**Task goal**
Select all lines with the string "南至三环路" in them, and copy those lines.

**Source records**
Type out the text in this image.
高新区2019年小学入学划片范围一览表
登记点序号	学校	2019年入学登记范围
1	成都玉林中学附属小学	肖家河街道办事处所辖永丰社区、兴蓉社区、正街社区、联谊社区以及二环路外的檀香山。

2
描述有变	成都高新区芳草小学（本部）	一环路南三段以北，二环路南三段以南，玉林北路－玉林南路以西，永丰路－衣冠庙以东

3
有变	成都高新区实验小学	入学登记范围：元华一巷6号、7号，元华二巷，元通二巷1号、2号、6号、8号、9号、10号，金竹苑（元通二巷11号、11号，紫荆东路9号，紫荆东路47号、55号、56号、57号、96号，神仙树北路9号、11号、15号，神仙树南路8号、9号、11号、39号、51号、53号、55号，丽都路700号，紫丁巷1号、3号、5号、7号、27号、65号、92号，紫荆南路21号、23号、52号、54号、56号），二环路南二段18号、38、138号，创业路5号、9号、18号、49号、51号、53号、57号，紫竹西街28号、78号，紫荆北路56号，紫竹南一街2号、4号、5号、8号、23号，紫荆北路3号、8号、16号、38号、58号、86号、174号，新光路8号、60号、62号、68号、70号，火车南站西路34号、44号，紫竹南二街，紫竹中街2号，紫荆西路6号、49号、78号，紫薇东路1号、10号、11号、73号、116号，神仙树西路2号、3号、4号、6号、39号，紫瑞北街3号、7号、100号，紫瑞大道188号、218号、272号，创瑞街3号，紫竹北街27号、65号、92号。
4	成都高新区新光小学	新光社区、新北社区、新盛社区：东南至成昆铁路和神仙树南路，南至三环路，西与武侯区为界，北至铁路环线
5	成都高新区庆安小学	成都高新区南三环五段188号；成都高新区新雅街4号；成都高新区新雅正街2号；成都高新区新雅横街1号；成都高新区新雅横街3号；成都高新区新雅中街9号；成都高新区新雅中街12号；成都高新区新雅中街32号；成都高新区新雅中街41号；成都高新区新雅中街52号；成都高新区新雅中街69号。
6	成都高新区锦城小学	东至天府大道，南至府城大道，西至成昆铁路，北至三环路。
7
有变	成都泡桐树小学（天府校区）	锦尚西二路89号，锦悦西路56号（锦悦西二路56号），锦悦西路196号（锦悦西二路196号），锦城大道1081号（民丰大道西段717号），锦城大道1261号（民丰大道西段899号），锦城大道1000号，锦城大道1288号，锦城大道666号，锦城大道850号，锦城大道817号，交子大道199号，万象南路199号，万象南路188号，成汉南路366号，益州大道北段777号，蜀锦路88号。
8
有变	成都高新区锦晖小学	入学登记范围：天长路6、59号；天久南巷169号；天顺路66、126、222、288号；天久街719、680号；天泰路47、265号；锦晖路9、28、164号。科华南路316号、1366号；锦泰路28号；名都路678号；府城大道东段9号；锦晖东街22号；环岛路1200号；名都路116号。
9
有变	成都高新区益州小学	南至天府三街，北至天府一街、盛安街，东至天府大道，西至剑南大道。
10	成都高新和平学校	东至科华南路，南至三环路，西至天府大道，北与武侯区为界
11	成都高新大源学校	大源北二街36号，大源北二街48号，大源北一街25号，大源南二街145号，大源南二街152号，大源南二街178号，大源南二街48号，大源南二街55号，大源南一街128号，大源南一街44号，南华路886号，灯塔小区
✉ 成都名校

**In response**
4	成都高新区新光小学	新光社区、新北社区、新盛社区：东南至成昆铁路和神仙树南路，南至三环路，西与武侯区为界，北至铁路环线
10	成都高新和平学校	东至科华南路，南至三环路，西至天府大道，北与武侯区为界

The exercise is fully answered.